◆ **INSTRUCTIONS FOR THE TASK**
Set down all of the data that follows word for word, without the images.
:: EXTRACTED MATERIAL ::
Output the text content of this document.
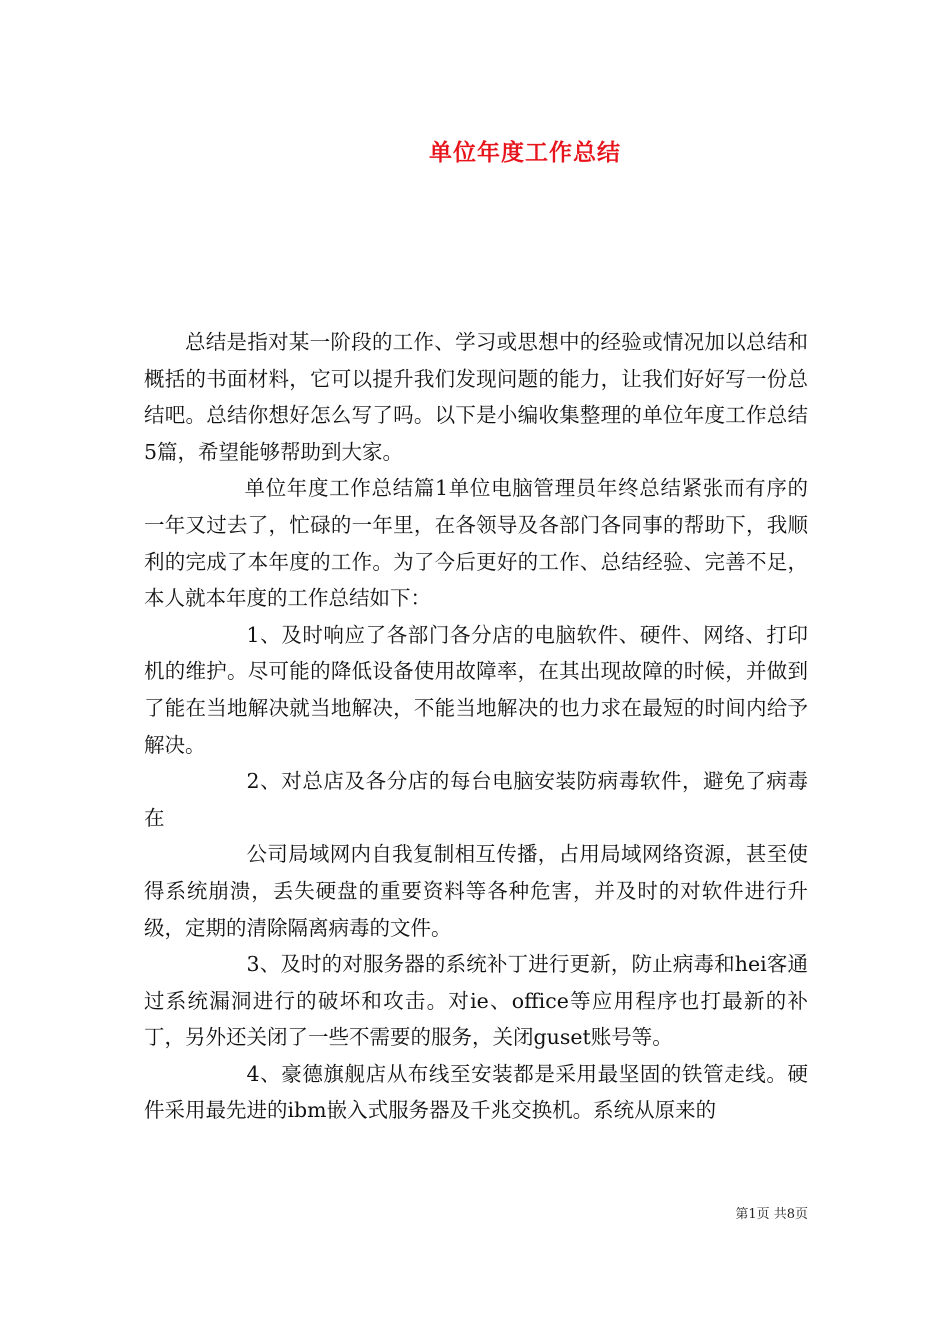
单位年度工作总结

总结是指对某一阶段的工作、学习或思想中的经验或情况加以总结和概括的书面材料，它可以提升我们发现问题的能力，让我们好好写一份总结吧。总结你想好怎么写了吗。以下是小编收集整理的单位年度工作总结5篇，希望能够帮助到大家。

单位年度工作总结篇1单位电脑管理员年终总结紧张而有序的一年又过去了，忙碌的一年里，在各领导及各部门各同事的帮助下，我顺利的完成了本年度的工作。为了今后更好的工作、总结经验、完善不足，本人就本年度的工作总结如下：

1、及时响应了各部门各分店的电脑软件、硬件、网络、打印机的维护。尽可能的降低设备使用故障率，在其出现故障的时候，并做到了能在当地解决就当地解决，不能当地解决的也力求在最短的时间内给予解决。

2、对总店及各分店的每台电脑安装防病毒软件，避免了病毒在

公司局域网内自我复制相互传播，占用局域网络资源，甚至使得系统崩溃，丢失硬盘的重要资料等各种危害，并及时的对软件进行升级，定期的清除隔离病毒的文件。

3、及时的对服务器的系统补丁进行更新，防止病毒和hei客通过系统漏洞进行的破坏和攻击。对ie、office等应用程序也打最新的补丁，另外还关闭了一些不需要的服务，关闭guset账号等。

4、豪德旗舰店从布线至安装都是采用最坚固的铁管走线。硬件采用最先进的ibm嵌入式服务器及千兆交换机。系统从原来的

第1页 共8页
:::
◆ **EXERCISE SOLUTION**
Output the text content of this document.
单位年度工作总结

总结是指对某一阶段的工作、学习或思想中的经验或情况加以总结和概括的书面材料，它可以提升我们发现问题的能力，让我们好好写一份总结吧。总结你想好怎么写了吗。以下是小编收集整理的单位年度工作总结5篇，希望能够帮助到大家。

单位年度工作总结篇1单位电脑管理员年终总结紧张而有序的一年又过去了，忙碌的一年里，在各领导及各部门各同事的帮助下，我顺利的完成了本年度的工作。为了今后更好的工作、总结经验、完善不足，本人就本年度的工作总结如下：

1、及时响应了各部门各分店的电脑软件、硬件、网络、打印机的维护。尽可能的降低设备使用故障率，在其出现故障的时候，并做到了能在当地解决就当地解决，不能当地解决的也力求在最短的时间内给予解决。

2、对总店及各分店的每台电脑安装防病毒软件，避免了病毒在

公司局域网内自我复制相互传播，占用局域网络资源，甚至使得系统崩溃，丢失硬盘的重要资料等各种危害，并及时的对软件进行升级，定期的清除隔离病毒的文件。

3、及时的对服务器的系统补丁进行更新，防止病毒和hei客通过系统漏洞进行的破坏和攻击。对ie、office等应用程序也打最新的补丁，另外还关闭了一些不需要的服务，关闭guset账号等。

4、豪德旗舰店从布线至安装都是采用最坚固的铁管走线。硬件采用最先进的ibm嵌入式服务器及千兆交换机。系统从原来的

第1页 共8页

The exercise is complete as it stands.